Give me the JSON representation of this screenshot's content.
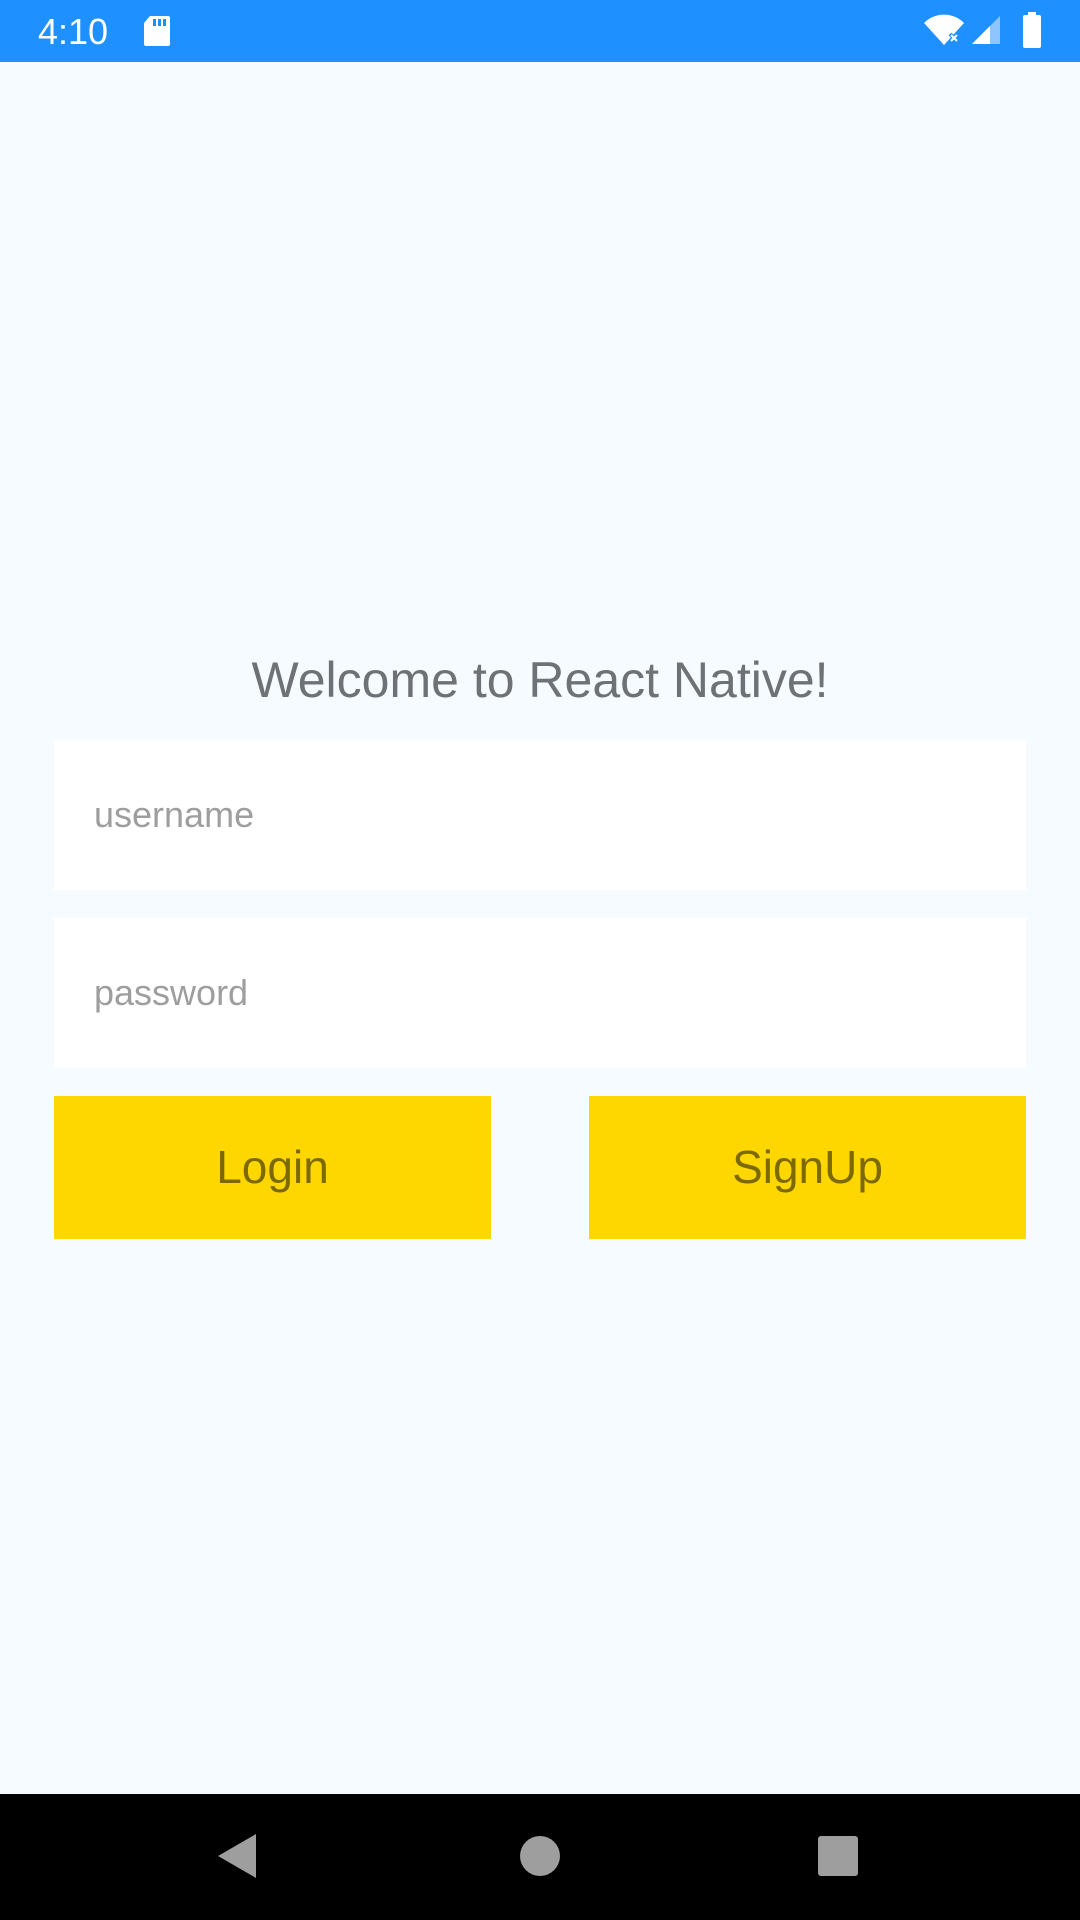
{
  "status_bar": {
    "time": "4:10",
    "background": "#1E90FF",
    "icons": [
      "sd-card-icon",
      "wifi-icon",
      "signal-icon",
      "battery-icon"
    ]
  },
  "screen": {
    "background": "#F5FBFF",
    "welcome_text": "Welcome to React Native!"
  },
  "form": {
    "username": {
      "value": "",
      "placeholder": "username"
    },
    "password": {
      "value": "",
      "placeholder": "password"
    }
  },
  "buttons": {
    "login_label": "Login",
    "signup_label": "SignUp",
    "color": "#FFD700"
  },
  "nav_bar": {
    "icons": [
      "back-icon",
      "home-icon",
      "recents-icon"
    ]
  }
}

==

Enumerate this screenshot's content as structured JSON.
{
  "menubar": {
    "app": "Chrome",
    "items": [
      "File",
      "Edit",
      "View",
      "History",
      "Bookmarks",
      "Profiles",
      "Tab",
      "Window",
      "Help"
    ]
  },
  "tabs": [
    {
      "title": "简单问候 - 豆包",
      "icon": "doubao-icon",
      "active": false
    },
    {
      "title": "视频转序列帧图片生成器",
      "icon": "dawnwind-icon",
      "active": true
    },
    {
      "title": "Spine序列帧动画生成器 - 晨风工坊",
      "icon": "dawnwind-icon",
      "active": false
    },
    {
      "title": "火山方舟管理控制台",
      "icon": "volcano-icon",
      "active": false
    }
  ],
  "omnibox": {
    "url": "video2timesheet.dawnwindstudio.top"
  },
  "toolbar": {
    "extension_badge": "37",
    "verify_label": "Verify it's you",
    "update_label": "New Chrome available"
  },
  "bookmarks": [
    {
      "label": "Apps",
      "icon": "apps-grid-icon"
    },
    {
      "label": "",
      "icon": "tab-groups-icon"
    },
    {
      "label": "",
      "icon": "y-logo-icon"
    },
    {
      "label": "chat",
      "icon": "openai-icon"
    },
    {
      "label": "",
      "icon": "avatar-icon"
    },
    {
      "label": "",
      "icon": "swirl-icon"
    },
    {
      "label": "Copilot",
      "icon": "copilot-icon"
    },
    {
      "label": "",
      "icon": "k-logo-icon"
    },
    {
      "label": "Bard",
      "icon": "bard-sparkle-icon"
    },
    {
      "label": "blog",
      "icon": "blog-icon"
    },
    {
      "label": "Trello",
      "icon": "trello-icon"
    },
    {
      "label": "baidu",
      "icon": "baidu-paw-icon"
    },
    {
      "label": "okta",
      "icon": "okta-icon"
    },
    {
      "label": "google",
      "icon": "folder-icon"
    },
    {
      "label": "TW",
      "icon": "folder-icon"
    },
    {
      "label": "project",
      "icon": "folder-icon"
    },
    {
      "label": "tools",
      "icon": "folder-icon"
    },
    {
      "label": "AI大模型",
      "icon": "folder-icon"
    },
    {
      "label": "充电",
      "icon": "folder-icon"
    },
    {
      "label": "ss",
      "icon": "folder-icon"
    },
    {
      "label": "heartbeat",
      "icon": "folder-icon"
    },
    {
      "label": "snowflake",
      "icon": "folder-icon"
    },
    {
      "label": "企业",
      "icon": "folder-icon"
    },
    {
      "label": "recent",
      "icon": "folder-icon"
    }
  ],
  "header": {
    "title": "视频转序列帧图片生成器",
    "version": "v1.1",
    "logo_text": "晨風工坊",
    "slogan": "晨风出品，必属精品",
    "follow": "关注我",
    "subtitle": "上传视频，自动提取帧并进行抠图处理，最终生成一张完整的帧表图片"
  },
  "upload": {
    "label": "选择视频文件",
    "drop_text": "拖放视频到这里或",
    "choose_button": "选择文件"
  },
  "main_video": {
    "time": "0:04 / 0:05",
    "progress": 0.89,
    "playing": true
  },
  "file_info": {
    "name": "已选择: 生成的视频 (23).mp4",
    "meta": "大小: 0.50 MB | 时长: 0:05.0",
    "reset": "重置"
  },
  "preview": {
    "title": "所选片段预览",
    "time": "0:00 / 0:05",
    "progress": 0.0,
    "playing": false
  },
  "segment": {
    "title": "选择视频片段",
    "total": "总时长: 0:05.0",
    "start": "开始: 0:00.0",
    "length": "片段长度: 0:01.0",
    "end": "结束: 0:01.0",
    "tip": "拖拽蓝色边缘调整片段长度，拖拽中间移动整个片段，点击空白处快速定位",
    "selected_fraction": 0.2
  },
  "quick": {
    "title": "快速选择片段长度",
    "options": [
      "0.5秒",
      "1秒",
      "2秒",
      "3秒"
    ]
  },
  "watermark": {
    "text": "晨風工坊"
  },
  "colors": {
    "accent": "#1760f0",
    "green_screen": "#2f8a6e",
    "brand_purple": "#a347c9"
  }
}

---

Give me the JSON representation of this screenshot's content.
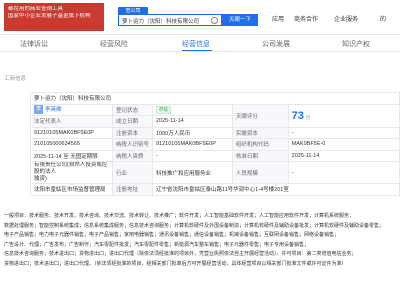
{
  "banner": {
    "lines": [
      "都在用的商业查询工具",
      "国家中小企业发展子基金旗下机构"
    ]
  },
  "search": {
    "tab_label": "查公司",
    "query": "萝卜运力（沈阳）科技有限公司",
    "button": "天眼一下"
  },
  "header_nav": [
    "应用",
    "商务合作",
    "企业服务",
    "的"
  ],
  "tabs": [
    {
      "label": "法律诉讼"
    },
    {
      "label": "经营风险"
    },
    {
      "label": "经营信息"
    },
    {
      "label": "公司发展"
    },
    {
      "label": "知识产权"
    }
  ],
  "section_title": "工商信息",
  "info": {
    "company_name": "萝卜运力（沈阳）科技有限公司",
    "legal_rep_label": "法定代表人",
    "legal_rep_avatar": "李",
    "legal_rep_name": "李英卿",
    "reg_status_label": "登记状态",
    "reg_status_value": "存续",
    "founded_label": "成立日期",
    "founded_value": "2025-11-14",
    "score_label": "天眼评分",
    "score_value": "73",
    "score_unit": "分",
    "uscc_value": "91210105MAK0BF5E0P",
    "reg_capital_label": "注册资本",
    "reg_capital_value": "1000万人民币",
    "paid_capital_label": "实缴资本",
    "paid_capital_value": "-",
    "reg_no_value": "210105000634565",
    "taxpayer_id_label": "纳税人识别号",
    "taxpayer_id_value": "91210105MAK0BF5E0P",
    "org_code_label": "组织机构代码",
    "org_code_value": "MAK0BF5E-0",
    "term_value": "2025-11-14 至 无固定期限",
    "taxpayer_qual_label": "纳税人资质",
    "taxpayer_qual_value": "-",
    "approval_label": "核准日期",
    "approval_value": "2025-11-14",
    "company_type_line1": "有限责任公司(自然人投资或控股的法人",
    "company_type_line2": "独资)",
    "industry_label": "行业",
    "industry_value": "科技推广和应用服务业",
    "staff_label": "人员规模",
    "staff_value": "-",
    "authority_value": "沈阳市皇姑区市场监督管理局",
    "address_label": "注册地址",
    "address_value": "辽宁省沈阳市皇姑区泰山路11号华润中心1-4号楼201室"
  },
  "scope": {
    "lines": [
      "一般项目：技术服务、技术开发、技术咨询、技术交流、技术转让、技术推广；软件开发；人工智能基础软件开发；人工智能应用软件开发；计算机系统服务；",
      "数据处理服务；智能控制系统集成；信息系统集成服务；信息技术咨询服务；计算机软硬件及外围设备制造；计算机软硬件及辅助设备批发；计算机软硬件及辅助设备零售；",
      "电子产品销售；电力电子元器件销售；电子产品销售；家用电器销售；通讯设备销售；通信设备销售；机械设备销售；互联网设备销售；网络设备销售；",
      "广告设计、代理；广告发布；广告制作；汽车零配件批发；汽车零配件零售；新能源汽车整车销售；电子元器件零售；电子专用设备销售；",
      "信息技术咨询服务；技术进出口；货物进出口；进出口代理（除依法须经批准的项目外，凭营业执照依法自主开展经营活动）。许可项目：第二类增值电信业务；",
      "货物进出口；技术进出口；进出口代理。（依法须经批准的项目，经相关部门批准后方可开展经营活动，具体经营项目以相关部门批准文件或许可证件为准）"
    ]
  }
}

▶ Exercise details
Return a copy of every line that includes the word "技术进出口".

▶ Finished exercise
      "信息技术咨询服务；技术进出口；货物进出口；进出口代理（除依法须经批准的项目外，凭营业执照依法自主开展经营活动）。许可项目：第二类增值电信业务；",
      "货物进出口；技术进出口；进出口代理。（依法须经批准的项目，经相关部门批准后方可开展经营活动，具体经营项目以相关部门批准文件或许可证件为准）"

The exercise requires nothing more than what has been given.